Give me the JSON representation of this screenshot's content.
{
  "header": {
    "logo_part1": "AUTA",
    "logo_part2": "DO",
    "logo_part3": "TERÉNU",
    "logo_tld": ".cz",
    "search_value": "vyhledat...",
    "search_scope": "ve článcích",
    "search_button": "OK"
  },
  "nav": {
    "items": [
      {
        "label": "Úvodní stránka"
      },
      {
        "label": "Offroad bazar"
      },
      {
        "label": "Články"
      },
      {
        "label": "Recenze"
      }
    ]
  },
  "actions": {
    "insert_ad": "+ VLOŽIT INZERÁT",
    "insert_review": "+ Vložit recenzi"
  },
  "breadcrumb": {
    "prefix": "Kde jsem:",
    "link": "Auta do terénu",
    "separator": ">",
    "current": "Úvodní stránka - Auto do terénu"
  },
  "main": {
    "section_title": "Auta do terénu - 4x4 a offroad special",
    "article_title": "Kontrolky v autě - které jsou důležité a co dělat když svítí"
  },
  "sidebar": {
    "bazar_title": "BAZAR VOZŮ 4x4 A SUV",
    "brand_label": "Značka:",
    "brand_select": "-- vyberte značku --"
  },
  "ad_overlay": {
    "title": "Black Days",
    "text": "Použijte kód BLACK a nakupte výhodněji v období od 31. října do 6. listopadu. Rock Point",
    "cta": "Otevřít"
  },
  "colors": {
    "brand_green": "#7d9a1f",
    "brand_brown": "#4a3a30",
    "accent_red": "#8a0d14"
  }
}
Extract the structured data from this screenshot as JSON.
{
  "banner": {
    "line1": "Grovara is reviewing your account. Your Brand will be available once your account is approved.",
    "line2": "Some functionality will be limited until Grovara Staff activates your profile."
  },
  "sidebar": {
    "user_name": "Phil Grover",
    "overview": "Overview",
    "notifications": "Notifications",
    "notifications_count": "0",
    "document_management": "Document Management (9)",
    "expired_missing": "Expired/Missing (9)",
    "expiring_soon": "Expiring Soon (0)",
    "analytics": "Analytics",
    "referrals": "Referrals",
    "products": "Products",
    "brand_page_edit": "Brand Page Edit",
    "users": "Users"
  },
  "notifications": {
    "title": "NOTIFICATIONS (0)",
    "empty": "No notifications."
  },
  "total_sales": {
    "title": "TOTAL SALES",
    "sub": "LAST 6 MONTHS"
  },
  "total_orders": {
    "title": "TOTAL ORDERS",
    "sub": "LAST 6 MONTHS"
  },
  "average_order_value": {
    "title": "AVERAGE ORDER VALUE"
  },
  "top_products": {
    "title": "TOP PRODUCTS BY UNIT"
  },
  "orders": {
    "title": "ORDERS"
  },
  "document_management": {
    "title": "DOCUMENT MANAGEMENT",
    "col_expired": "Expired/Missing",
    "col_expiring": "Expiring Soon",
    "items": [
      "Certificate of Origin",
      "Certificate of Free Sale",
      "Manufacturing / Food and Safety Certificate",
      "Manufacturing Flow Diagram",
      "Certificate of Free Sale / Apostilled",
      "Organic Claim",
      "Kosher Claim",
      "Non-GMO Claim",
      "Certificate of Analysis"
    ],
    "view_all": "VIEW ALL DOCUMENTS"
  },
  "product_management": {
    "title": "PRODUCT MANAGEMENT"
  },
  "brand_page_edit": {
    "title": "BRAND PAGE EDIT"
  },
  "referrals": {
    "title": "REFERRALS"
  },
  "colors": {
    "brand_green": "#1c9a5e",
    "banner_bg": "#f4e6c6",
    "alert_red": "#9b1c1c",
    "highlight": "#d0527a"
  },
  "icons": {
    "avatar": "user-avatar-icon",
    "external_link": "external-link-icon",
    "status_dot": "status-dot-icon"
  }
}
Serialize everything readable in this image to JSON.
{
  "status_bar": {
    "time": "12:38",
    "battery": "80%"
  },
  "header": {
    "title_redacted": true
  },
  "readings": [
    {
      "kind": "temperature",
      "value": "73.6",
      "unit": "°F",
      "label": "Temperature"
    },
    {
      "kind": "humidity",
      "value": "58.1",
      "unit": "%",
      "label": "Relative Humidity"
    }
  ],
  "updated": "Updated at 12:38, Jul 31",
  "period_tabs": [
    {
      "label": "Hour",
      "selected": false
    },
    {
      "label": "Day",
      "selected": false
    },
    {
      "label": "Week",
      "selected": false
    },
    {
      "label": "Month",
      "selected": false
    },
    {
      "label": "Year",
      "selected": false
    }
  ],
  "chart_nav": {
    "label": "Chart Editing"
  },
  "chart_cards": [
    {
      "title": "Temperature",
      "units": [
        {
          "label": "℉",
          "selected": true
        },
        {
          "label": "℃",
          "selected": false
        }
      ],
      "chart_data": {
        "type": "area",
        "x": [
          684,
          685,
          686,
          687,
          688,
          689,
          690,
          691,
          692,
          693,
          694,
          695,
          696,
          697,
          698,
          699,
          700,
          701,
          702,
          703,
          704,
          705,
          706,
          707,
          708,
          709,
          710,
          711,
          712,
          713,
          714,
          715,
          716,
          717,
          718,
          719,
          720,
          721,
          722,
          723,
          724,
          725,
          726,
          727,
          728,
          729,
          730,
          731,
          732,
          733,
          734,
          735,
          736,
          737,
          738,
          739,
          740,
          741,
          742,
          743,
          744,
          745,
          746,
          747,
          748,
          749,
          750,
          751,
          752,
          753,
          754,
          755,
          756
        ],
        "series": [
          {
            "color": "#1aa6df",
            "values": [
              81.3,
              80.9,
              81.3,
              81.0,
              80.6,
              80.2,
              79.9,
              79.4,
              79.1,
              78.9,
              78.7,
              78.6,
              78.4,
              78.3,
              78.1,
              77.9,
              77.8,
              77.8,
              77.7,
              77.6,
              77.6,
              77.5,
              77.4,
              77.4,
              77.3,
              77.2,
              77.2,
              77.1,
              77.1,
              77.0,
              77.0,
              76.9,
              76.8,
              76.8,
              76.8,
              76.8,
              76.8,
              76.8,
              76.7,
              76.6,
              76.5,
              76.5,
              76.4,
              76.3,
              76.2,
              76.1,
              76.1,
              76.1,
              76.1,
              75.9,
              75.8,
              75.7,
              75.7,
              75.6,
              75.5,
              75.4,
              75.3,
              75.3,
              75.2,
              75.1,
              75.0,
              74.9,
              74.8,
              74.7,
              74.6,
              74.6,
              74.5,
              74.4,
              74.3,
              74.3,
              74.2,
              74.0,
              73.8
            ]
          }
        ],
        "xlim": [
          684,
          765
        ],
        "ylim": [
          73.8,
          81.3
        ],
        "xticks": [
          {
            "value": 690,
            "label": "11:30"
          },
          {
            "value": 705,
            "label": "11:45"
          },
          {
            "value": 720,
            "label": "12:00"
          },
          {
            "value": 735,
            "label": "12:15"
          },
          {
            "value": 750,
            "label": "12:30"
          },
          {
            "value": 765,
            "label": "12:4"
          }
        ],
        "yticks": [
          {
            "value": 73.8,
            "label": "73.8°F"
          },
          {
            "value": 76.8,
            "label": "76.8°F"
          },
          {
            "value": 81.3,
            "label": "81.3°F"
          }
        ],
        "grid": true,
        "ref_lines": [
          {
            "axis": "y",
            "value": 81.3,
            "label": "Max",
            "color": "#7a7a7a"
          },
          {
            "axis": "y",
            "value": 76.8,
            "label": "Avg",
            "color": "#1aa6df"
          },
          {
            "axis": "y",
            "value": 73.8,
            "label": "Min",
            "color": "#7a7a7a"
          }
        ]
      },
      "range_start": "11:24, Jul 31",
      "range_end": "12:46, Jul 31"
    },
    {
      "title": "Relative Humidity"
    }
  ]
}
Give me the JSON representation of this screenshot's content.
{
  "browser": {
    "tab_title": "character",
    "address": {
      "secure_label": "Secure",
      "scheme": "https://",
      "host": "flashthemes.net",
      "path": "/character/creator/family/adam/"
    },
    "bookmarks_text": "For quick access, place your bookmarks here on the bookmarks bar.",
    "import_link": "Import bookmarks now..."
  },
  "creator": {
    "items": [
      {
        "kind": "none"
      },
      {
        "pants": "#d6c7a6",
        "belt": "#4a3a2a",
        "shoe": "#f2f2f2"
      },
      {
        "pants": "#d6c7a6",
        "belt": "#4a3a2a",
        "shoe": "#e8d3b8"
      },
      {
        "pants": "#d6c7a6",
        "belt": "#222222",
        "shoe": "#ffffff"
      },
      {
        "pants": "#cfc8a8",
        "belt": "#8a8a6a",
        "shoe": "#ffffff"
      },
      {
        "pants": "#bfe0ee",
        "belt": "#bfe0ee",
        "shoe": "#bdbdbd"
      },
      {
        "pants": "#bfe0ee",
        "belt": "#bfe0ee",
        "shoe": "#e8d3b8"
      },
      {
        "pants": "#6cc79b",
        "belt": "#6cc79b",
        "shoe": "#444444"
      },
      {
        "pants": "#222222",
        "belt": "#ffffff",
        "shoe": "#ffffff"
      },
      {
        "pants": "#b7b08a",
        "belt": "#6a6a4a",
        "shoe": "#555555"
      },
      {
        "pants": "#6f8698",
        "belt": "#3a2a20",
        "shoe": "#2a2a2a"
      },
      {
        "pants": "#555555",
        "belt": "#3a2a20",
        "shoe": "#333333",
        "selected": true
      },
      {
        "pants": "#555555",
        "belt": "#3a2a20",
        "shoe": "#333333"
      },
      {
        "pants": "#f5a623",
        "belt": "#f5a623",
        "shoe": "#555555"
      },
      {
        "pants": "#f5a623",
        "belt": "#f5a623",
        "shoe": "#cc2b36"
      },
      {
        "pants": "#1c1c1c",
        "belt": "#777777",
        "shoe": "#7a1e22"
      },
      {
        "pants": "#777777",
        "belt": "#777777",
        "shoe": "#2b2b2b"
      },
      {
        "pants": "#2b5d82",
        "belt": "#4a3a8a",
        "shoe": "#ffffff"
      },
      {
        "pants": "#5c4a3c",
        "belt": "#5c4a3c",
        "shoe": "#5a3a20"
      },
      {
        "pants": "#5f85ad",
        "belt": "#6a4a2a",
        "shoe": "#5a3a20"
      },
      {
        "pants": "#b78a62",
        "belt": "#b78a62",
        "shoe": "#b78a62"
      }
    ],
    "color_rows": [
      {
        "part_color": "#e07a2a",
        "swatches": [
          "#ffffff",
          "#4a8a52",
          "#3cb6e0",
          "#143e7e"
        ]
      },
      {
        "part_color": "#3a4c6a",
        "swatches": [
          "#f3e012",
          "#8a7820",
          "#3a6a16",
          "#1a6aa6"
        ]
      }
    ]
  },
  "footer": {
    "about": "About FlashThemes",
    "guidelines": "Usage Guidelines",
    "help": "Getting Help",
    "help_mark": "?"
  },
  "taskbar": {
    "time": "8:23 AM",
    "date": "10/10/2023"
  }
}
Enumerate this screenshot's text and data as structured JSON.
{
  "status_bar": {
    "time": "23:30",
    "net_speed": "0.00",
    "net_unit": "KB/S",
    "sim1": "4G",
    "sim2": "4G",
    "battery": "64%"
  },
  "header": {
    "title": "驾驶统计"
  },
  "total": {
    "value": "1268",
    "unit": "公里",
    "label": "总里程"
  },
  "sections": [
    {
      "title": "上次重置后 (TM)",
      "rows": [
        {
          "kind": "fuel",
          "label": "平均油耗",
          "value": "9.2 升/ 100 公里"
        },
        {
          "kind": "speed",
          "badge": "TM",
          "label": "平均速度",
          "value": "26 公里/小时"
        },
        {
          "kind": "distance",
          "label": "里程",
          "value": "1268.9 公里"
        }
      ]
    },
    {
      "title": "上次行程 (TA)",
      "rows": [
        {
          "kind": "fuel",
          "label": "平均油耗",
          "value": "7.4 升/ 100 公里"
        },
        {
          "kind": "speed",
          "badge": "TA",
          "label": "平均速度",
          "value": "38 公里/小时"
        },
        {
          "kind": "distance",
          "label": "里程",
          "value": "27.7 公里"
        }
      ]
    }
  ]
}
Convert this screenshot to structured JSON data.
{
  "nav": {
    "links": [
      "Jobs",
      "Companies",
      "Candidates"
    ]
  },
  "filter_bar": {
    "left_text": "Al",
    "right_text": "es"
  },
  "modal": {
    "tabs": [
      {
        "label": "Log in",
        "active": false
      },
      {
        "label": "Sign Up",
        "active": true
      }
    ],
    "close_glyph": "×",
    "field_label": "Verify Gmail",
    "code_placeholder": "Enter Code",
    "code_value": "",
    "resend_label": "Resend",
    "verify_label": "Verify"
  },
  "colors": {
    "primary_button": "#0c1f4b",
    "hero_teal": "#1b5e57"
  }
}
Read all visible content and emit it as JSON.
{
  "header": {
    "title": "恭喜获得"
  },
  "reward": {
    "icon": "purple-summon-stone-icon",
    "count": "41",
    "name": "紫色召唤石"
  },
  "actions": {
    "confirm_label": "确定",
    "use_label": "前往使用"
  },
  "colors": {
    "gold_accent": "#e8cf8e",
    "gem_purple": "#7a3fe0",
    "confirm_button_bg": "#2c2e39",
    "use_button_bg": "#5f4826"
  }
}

········

* **Goal**: Exactly how many lines of the material contain the word "Claim"? Write the number alone.

* **Solution to the problem**: 3